## AVAILABLE DATA
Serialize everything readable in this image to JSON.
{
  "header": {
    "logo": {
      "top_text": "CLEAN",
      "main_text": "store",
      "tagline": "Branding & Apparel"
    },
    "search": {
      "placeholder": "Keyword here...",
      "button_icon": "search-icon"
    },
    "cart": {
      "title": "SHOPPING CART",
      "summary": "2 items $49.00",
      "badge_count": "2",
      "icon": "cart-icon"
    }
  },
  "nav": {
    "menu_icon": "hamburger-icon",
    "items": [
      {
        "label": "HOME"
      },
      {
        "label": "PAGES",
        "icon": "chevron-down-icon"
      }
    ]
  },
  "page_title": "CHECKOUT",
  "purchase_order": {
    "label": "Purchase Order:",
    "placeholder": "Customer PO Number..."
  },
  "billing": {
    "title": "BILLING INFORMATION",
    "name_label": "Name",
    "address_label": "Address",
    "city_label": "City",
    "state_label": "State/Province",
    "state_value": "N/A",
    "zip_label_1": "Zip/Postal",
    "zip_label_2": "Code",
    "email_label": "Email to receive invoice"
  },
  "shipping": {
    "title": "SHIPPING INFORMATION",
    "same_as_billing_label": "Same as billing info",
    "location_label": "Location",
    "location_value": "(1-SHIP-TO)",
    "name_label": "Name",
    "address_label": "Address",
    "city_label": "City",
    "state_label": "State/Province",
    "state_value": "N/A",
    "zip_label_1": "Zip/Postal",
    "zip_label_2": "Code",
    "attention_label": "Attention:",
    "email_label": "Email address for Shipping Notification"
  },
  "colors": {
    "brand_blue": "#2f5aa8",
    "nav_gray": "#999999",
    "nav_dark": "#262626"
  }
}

* * *

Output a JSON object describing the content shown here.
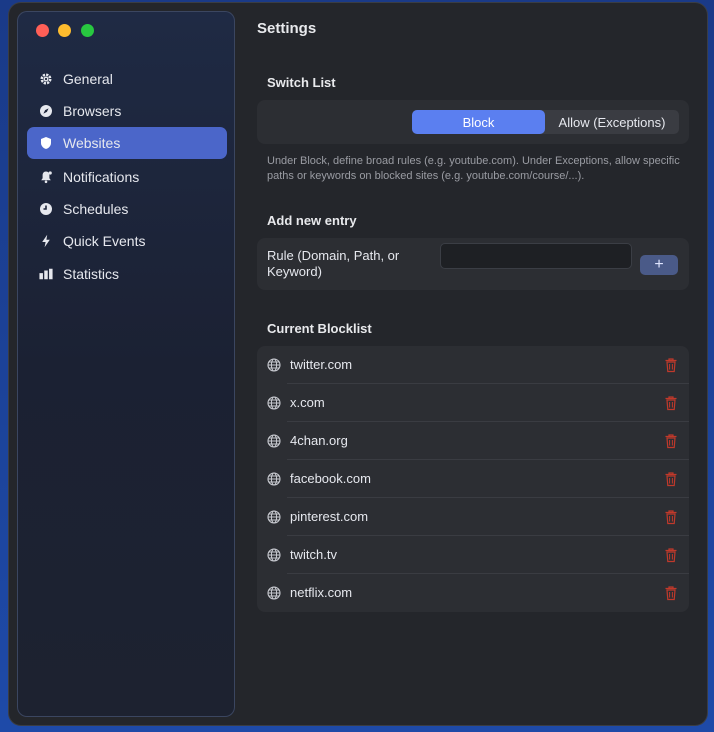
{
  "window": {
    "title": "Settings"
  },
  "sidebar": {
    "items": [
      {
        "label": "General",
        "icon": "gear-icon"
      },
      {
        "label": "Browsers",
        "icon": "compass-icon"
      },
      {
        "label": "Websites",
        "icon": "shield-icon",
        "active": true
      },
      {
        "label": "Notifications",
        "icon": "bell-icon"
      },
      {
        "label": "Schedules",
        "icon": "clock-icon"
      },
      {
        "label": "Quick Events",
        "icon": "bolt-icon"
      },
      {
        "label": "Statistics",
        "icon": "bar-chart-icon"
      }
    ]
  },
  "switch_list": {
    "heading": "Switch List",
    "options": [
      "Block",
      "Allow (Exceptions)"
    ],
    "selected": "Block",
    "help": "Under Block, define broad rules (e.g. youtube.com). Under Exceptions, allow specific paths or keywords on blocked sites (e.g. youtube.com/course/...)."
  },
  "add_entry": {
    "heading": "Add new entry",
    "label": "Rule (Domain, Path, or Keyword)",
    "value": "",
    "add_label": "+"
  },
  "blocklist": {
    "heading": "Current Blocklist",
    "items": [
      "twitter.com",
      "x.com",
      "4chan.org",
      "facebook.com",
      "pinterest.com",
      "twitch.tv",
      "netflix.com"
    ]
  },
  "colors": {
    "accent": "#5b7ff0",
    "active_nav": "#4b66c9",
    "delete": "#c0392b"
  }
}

## GIVEN REQUEST
Find the lines above holding the word "placeholder" and show them.

## RESPONSE TO THIS TASK
      "placeholder": "Keyword here...",
    "placeholder": "Customer PO Number..."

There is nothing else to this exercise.